> _EXERCISE PROMPT_: Each record needs to be echoed exactly; can you do that?

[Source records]
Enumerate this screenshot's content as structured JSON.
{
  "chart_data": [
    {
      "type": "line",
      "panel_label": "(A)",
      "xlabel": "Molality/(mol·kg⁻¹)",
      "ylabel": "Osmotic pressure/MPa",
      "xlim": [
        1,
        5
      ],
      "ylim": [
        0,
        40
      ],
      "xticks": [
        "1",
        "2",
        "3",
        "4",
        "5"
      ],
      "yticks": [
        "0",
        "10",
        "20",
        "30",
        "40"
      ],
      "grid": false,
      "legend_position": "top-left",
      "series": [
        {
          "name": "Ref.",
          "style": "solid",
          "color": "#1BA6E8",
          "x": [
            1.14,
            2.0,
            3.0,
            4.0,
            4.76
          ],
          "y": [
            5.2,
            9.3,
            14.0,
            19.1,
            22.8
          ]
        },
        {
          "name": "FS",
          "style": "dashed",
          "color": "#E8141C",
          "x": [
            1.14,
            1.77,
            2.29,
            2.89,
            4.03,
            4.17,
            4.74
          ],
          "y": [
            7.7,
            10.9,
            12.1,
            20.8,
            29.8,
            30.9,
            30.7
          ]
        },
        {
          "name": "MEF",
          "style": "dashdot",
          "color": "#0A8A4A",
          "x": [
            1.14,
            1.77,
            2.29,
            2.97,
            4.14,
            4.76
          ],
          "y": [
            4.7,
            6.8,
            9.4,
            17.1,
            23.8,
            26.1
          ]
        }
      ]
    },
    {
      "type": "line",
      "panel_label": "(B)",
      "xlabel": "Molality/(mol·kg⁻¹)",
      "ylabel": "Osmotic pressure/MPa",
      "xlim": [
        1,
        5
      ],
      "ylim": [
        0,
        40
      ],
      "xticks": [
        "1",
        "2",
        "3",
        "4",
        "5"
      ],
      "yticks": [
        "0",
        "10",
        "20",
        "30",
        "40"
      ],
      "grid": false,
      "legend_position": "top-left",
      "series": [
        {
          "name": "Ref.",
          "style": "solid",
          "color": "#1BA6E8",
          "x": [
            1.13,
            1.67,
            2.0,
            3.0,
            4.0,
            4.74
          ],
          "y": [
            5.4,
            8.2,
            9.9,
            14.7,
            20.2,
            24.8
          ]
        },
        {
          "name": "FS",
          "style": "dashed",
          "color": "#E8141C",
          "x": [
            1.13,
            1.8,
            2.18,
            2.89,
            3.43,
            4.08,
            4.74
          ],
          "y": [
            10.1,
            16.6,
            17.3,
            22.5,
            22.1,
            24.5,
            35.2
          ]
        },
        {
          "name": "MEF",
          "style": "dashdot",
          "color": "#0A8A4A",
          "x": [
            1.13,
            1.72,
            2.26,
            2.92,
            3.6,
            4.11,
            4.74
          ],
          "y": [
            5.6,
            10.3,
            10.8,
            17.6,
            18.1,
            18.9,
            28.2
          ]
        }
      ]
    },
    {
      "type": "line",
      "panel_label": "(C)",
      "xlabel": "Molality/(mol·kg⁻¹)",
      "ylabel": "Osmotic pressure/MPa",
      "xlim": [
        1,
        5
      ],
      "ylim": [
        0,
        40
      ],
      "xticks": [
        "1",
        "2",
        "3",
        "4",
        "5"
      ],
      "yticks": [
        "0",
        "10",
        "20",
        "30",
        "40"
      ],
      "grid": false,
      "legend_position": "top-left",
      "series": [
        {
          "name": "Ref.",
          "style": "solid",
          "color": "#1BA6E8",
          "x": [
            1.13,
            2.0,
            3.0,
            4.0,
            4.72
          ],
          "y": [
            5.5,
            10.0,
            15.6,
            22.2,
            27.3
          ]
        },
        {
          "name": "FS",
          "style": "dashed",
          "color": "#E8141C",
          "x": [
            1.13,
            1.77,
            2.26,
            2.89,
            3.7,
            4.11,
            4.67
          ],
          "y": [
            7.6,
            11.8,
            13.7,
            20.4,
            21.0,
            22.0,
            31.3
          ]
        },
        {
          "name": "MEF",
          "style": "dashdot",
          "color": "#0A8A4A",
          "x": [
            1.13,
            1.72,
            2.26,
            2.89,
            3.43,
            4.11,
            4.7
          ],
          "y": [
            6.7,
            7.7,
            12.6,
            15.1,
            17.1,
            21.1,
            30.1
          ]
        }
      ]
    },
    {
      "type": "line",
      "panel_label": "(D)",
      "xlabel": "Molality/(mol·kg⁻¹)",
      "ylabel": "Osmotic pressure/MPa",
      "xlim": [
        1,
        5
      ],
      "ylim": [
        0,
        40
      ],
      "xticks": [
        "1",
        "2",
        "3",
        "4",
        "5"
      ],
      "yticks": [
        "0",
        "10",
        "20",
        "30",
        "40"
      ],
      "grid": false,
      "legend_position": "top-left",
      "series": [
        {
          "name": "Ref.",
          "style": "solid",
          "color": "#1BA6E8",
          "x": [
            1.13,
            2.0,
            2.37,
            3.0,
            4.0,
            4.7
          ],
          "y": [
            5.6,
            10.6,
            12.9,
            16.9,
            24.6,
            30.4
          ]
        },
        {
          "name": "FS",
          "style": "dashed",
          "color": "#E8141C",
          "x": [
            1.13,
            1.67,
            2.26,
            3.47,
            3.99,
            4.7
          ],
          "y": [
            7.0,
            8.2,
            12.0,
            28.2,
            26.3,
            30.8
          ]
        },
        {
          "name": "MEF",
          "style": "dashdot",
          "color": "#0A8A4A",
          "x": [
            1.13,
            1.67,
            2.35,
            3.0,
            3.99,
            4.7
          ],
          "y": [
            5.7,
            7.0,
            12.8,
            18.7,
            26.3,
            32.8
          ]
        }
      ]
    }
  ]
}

> _SOLUTION FOR THIS PROBLEM_:
Enumerate this screenshot's content as structured JSON.
{
  "chart_data": [
    {
      "type": "line",
      "panel_label": "(A)",
      "xlabel": "Molality/(mol·kg⁻¹)",
      "ylabel": "Osmotic pressure/MPa",
      "xlim": [
        1,
        5
      ],
      "ylim": [
        0,
        40
      ],
      "xticks": [
        "1",
        "2",
        "3",
        "4",
        "5"
      ],
      "yticks": [
        "0",
        "10",
        "20",
        "30",
        "40"
      ],
      "grid": false,
      "legend_position": "top-left",
      "series": [
        {
          "name": "Ref.",
          "style": "solid",
          "color": "#1BA6E8",
          "x": [
            1.14,
            2.0,
            3.0,
            4.0,
            4.76
          ],
          "y": [
            5.2,
            9.3,
            14.0,
            19.1,
            22.8
          ]
        },
        {
          "name": "FS",
          "style": "dashed",
          "color": "#E8141C",
          "x": [
            1.14,
            1.77,
            2.29,
            2.89,
            4.03,
            4.17,
            4.74
          ],
          "y": [
            7.7,
            10.9,
            12.1,
            20.8,
            29.8,
            30.9,
            30.7
          ]
        },
        {
          "name": "MEF",
          "style": "dashdot",
          "color": "#0A8A4A",
          "x": [
            1.14,
            1.77,
            2.29,
            2.97,
            4.14,
            4.76
          ],
          "y": [
            4.7,
            6.8,
            9.4,
            17.1,
            23.8,
            26.1
          ]
        }
      ]
    },
    {
      "type": "line",
      "panel_label": "(B)",
      "xlabel": "Molality/(mol·kg⁻¹)",
      "ylabel": "Osmotic pressure/MPa",
      "xlim": [
        1,
        5
      ],
      "ylim": [
        0,
        40
      ],
      "xticks": [
        "1",
        "2",
        "3",
        "4",
        "5"
      ],
      "yticks": [
        "0",
        "10",
        "20",
        "30",
        "40"
      ],
      "grid": false,
      "legend_position": "top-left",
      "series": [
        {
          "name": "Ref.",
          "style": "solid",
          "color": "#1BA6E8",
          "x": [
            1.13,
            1.67,
            2.0,
            3.0,
            4.0,
            4.74
          ],
          "y": [
            5.4,
            8.2,
            9.9,
            14.7,
            20.2,
            24.8
          ]
        },
        {
          "name": "FS",
          "style": "dashed",
          "color": "#E8141C",
          "x": [
            1.13,
            1.8,
            2.18,
            2.89,
            3.43,
            4.08,
            4.74
          ],
          "y": [
            10.1,
            16.6,
            17.3,
            22.5,
            22.1,
            24.5,
            35.2
          ]
        },
        {
          "name": "MEF",
          "style": "dashdot",
          "color": "#0A8A4A",
          "x": [
            1.13,
            1.72,
            2.26,
            2.92,
            3.6,
            4.11,
            4.74
          ],
          "y": [
            5.6,
            10.3,
            10.8,
            17.6,
            18.1,
            18.9,
            28.2
          ]
        }
      ]
    },
    {
      "type": "line",
      "panel_label": "(C)",
      "xlabel": "Molality/(mol·kg⁻¹)",
      "ylabel": "Osmotic pressure/MPa",
      "xlim": [
        1,
        5
      ],
      "ylim": [
        0,
        40
      ],
      "xticks": [
        "1",
        "2",
        "3",
        "4",
        "5"
      ],
      "yticks": [
        "0",
        "10",
        "20",
        "30",
        "40"
      ],
      "grid": false,
      "legend_position": "top-left",
      "series": [
        {
          "name": "Ref.",
          "style": "solid",
          "color": "#1BA6E8",
          "x": [
            1.13,
            2.0,
            3.0,
            4.0,
            4.72
          ],
          "y": [
            5.5,
            10.0,
            15.6,
            22.2,
            27.3
          ]
        },
        {
          "name": "FS",
          "style": "dashed",
          "color": "#E8141C",
          "x": [
            1.13,
            1.77,
            2.26,
            2.89,
            3.7,
            4.11,
            4.67
          ],
          "y": [
            7.6,
            11.8,
            13.7,
            20.4,
            21.0,
            22.0,
            31.3
          ]
        },
        {
          "name": "MEF",
          "style": "dashdot",
          "color": "#0A8A4A",
          "x": [
            1.13,
            1.72,
            2.26,
            2.89,
            3.43,
            4.11,
            4.7
          ],
          "y": [
            6.7,
            7.7,
            12.6,
            15.1,
            17.1,
            21.1,
            30.1
          ]
        }
      ]
    },
    {
      "type": "line",
      "panel_label": "(D)",
      "xlabel": "Molality/(mol·kg⁻¹)",
      "ylabel": "Osmotic pressure/MPa",
      "xlim": [
        1,
        5
      ],
      "ylim": [
        0,
        40
      ],
      "xticks": [
        "1",
        "2",
        "3",
        "4",
        "5"
      ],
      "yticks": [
        "0",
        "10",
        "20",
        "30",
        "40"
      ],
      "grid": false,
      "legend_position": "top-left",
      "series": [
        {
          "name": "Ref.",
          "style": "solid",
          "color": "#1BA6E8",
          "x": [
            1.13,
            2.0,
            2.37,
            3.0,
            4.0,
            4.7
          ],
          "y": [
            5.6,
            10.6,
            12.9,
            16.9,
            24.6,
            30.4
          ]
        },
        {
          "name": "FS",
          "style": "dashed",
          "color": "#E8141C",
          "x": [
            1.13,
            1.67,
            2.26,
            3.47,
            3.99,
            4.7
          ],
          "y": [
            7.0,
            8.2,
            12.0,
            28.2,
            26.3,
            30.8
          ]
        },
        {
          "name": "MEF",
          "style": "dashdot",
          "color": "#0A8A4A",
          "x": [
            1.13,
            1.67,
            2.35,
            3.0,
            3.99,
            4.7
          ],
          "y": [
            5.7,
            7.0,
            12.8,
            18.7,
            26.3,
            32.8
          ]
        }
      ]
    }
  ]
}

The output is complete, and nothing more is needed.